### Stated exercise
Below are some records; give them all again exactly, but not the pictures.

### Material supplied
--- Start ---

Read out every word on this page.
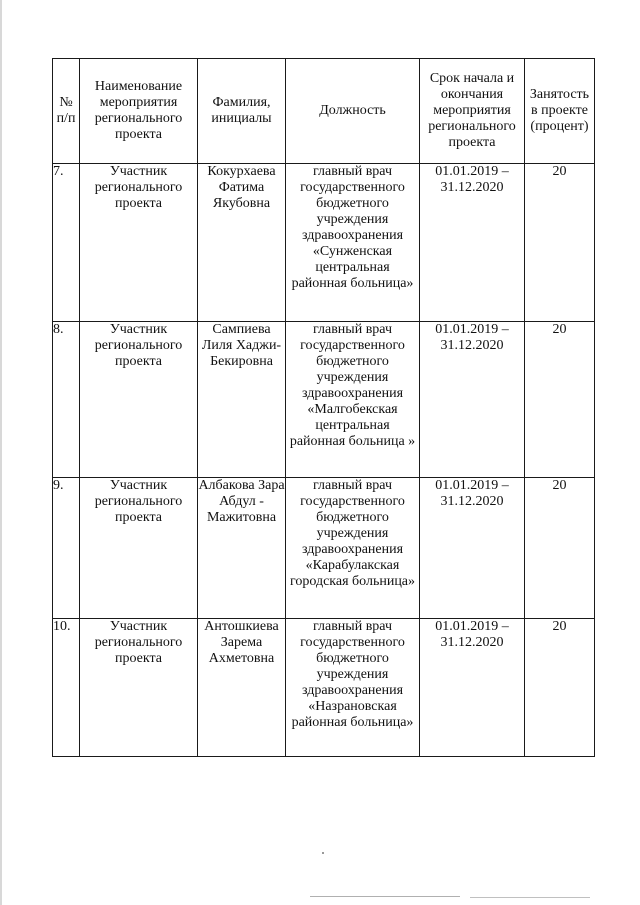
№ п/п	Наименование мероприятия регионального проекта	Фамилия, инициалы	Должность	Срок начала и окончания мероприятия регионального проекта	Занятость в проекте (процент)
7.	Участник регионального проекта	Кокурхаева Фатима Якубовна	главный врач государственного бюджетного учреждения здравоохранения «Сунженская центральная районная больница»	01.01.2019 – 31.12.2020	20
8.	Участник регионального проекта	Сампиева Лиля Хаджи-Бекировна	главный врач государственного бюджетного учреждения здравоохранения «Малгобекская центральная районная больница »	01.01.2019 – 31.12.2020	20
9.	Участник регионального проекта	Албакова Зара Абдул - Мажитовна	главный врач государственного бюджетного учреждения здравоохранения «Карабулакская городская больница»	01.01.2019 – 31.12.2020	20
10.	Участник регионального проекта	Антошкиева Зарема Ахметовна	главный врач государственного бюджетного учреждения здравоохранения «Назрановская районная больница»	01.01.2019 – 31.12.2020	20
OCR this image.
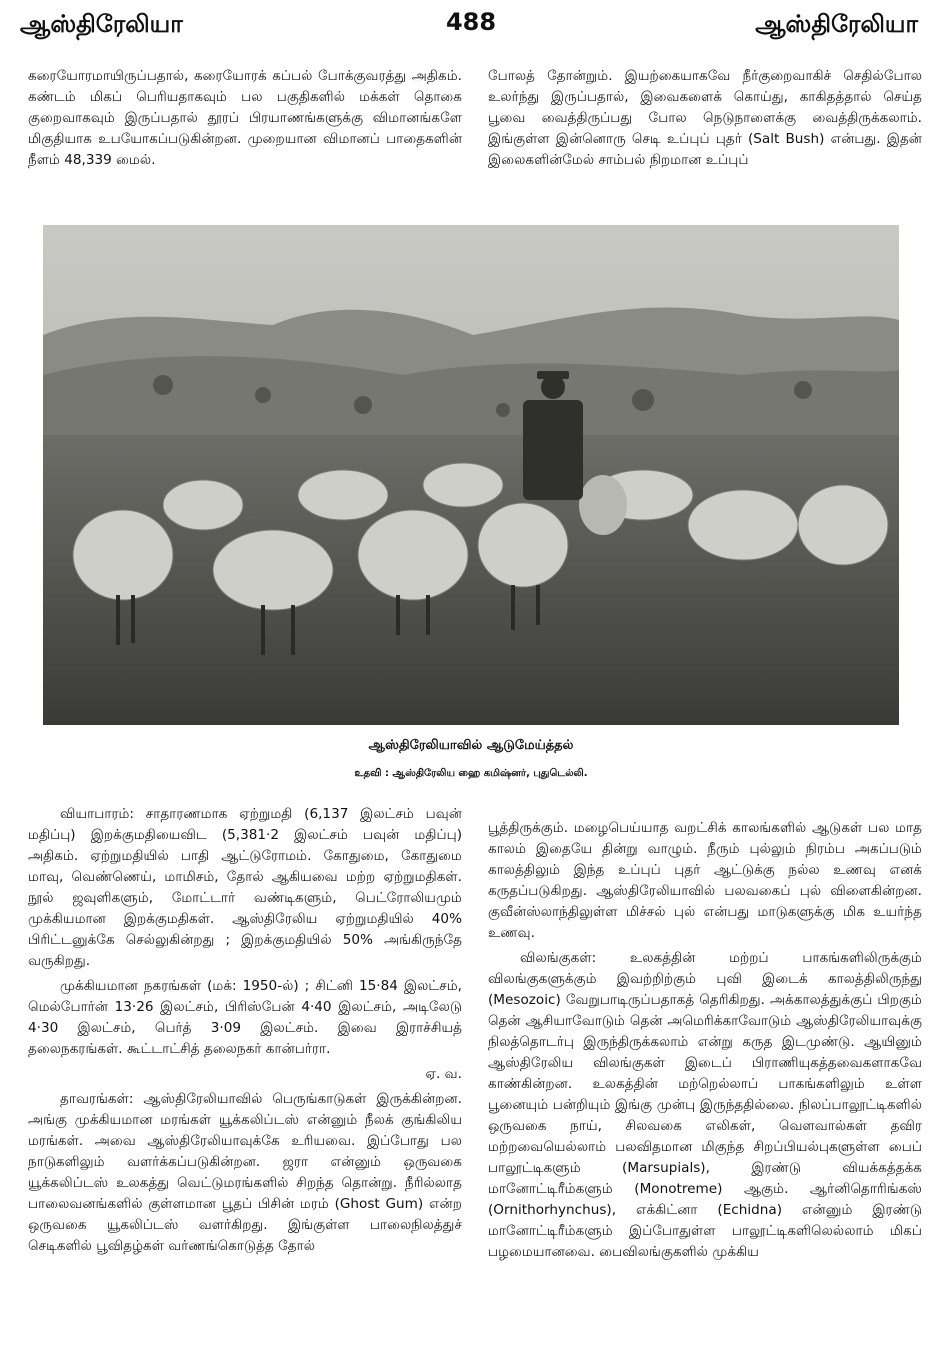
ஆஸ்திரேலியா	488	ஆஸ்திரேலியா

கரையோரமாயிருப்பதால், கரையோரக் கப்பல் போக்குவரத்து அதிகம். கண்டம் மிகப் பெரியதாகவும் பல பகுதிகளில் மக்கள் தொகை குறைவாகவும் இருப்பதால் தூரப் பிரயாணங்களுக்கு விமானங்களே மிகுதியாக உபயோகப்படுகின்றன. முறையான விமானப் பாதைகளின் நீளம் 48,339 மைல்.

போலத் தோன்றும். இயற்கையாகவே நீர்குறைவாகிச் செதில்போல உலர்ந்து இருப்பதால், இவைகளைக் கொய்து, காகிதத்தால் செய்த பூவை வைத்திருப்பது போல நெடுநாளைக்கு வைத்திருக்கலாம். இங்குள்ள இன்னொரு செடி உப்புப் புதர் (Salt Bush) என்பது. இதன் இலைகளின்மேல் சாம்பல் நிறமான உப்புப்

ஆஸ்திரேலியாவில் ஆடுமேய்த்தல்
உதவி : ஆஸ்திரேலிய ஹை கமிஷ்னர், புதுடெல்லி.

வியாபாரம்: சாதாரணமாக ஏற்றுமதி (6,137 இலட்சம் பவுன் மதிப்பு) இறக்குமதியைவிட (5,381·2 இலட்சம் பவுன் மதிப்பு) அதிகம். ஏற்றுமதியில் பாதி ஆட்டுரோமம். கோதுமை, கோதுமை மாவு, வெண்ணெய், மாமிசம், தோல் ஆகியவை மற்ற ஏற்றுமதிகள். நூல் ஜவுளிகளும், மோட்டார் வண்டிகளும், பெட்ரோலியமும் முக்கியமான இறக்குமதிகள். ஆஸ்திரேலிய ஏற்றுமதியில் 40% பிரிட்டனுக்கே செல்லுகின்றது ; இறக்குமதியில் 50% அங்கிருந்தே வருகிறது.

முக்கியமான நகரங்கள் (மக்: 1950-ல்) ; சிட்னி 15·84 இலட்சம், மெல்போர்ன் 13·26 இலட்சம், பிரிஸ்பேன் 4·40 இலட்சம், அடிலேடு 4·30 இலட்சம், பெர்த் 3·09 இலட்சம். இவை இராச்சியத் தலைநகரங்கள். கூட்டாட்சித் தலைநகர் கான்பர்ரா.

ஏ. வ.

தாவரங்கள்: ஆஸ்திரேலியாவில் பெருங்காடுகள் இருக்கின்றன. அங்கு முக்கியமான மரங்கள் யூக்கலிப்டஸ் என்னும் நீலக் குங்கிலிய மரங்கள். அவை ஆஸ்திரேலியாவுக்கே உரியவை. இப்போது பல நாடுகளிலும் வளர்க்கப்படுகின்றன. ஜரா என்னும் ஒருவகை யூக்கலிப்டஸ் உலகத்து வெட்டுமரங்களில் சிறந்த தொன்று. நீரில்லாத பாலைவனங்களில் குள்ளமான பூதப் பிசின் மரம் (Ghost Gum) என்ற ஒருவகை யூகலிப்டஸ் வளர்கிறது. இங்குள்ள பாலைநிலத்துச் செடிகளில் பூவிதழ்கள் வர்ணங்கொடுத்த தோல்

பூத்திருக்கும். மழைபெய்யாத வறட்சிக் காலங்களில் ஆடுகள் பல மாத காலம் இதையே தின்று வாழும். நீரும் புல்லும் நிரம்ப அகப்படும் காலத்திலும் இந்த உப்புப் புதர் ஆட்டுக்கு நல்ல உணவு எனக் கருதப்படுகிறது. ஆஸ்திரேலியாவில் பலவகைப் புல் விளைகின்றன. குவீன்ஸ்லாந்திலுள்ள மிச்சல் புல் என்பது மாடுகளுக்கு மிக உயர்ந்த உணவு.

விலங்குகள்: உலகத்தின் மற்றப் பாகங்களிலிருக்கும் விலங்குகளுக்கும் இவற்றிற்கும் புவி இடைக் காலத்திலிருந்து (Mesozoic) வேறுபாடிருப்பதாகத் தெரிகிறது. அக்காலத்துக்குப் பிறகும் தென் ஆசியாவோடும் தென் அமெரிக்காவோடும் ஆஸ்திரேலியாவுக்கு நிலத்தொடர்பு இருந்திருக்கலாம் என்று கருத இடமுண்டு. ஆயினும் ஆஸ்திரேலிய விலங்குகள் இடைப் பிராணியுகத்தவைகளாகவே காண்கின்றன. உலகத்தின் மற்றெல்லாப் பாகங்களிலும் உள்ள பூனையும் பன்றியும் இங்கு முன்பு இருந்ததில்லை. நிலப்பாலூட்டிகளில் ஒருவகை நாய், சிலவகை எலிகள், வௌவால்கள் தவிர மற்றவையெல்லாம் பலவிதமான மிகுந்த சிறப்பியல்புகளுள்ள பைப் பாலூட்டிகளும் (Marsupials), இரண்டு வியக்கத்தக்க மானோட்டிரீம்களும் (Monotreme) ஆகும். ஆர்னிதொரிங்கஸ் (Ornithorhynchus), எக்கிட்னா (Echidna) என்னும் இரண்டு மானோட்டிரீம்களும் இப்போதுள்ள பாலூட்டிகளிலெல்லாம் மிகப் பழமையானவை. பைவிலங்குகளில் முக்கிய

--- End ---

### Expected answer
Read out every word on this page.
№ п/п	Наименование мероприятия регионального проекта	Фамилия, инициалы	Должность	Срок начала и окончания мероприятия регионального проекта	Занятость в проекте (процент)
7.	Участник регионального проекта	Кокурхаева Фатима Якубовна	главный врач государственного бюджетного учреждения здравоохранения «Сунженская центральная районная больница»	01.01.2019 – 31.12.2020	20
8.	Участник регионального проекта	Сампиева Лиля Хаджи-Бекировна	главный врач государственного бюджетного учреждения здравоохранения «Малгобекская центральная районная больница »	01.01.2019 – 31.12.2020	20
9.	Участник регионального проекта	Албакова Зара Абдул - Мажитовна	главный врач государственного бюджетного учреждения здравоохранения «Карабулакская городская больница»	01.01.2019 – 31.12.2020	20
10.	Участник регионального проекта	Антошкиева Зарема Ахметовна	главный врач государственного бюджетного учреждения здравоохранения «Назрановская районная больница»	01.01.2019 – 31.12.2020	20
OCR this image.
ஆஸ்திரேலியா	488	ஆஸ்திரேலியா

கரையோரமாயிருப்பதால், கரையோரக் கப்பல் போக்குவரத்து அதிகம். கண்டம் மிகப் பெரியதாகவும் பல பகுதிகளில் மக்கள் தொகை குறைவாகவும் இருப்பதால் தூரப் பிரயாணங்களுக்கு விமானங்களே மிகுதியாக உபயோகப்படுகின்றன. முறையான விமானப் பாதைகளின் நீளம் 48,339 மைல்.

போலத் தோன்றும். இயற்கையாகவே நீர்குறைவாகிச் செதில்போல உலர்ந்து இருப்பதால், இவைகளைக் கொய்து, காகிதத்தால் செய்த பூவை வைத்திருப்பது போல நெடுநாளைக்கு வைத்திருக்கலாம். இங்குள்ள இன்னொரு செடி உப்புப் புதர் (Salt Bush) என்பது. இதன் இலைகளின்மேல் சாம்பல் நிறமான உப்புப்

ஆஸ்திரேலியாவில் ஆடுமேய்த்தல்
உதவி : ஆஸ்திரேலிய ஹை கமிஷ்னர், புதுடெல்லி.

வியாபாரம்: சாதாரணமாக ஏற்றுமதி (6,137 இலட்சம் பவுன் மதிப்பு) இறக்குமதியைவிட (5,381·2 இலட்சம் பவுன் மதிப்பு) அதிகம். ஏற்றுமதியில் பாதி ஆட்டுரோமம். கோதுமை, கோதுமை மாவு, வெண்ணெய், மாமிசம், தோல் ஆகியவை மற்ற ஏற்றுமதிகள். நூல் ஜவுளிகளும், மோட்டார் வண்டிகளும், பெட்ரோலியமும் முக்கியமான இறக்குமதிகள். ஆஸ்திரேலிய ஏற்றுமதியில் 40% பிரிட்டனுக்கே செல்லுகின்றது ; இறக்குமதியில் 50% அங்கிருந்தே வருகிறது.

முக்கியமான நகரங்கள் (மக்: 1950-ல்) ; சிட்னி 15·84 இலட்சம், மெல்போர்ன் 13·26 இலட்சம், பிரிஸ்பேன் 4·40 இலட்சம், அடிலேடு 4·30 இலட்சம், பெர்த் 3·09 இலட்சம். இவை இராச்சியத் தலைநகரங்கள். கூட்டாட்சித் தலைநகர் கான்பர்ரா.

ஏ. வ.

தாவரங்கள்: ஆஸ்திரேலியாவில் பெருங்காடுகள் இருக்கின்றன. அங்கு முக்கியமான மரங்கள் யூக்கலிப்டஸ் என்னும் நீலக் குங்கிலிய மரங்கள். அவை ஆஸ்திரேலியாவுக்கே உரியவை. இப்போது பல நாடுகளிலும் வளர்க்கப்படுகின்றன. ஜரா என்னும் ஒருவகை யூக்கலிப்டஸ் உலகத்து வெட்டுமரங்களில் சிறந்த தொன்று. நீரில்லாத பாலைவனங்களில் குள்ளமான பூதப் பிசின் மரம் (Ghost Gum) என்ற ஒருவகை யூகலிப்டஸ் வளர்கிறது. இங்குள்ள பாலைநிலத்துச் செடிகளில் பூவிதழ்கள் வர்ணங்கொடுத்த தோல்

பூத்திருக்கும். மழைபெய்யாத வறட்சிக் காலங்களில் ஆடுகள் பல மாத காலம் இதையே தின்று வாழும். நீரும் புல்லும் நிரம்ப அகப்படும் காலத்திலும் இந்த உப்புப் புதர் ஆட்டுக்கு நல்ல உணவு எனக் கருதப்படுகிறது. ஆஸ்திரேலியாவில் பலவகைப் புல் விளைகின்றன. குவீன்ஸ்லாந்திலுள்ள மிச்சல் புல் என்பது மாடுகளுக்கு மிக உயர்ந்த உணவு.

விலங்குகள்: உலகத்தின் மற்றப் பாகங்களிலிருக்கும் விலங்குகளுக்கும் இவற்றிற்கும் புவி இடைக் காலத்திலிருந்து (Mesozoic) வேறுபாடிருப்பதாகத் தெரிகிறது. அக்காலத்துக்குப் பிறகும் தென் ஆசியாவோடும் தென் அமெரிக்காவோடும் ஆஸ்திரேலியாவுக்கு நிலத்தொடர்பு இருந்திருக்கலாம் என்று கருத இடமுண்டு. ஆயினும் ஆஸ்திரேலிய விலங்குகள் இடைப் பிராணியுகத்தவைகளாகவே காண்கின்றன. உலகத்தின் மற்றெல்லாப் பாகங்களிலும் உள்ள பூனையும் பன்றியும் இங்கு முன்பு இருந்ததில்லை. நிலப்பாலூட்டிகளில் ஒருவகை நாய், சிலவகை எலிகள், வௌவால்கள் தவிர மற்றவையெல்லாம் பலவிதமான மிகுந்த சிறப்பியல்புகளுள்ள பைப் பாலூட்டிகளும் (Marsupials), இரண்டு வியக்கத்தக்க மானோட்டிரீம்களும் (Monotreme) ஆகும். ஆர்னிதொரிங்கஸ் (Ornithorhynchus), எக்கிட்னா (Echidna) என்னும் இரண்டு மானோட்டிரீம்களும் இப்போதுள்ள பாலூட்டிகளிலெல்லாம் மிகப் பழமையானவை. பைவிலங்குகளில் முக்கிய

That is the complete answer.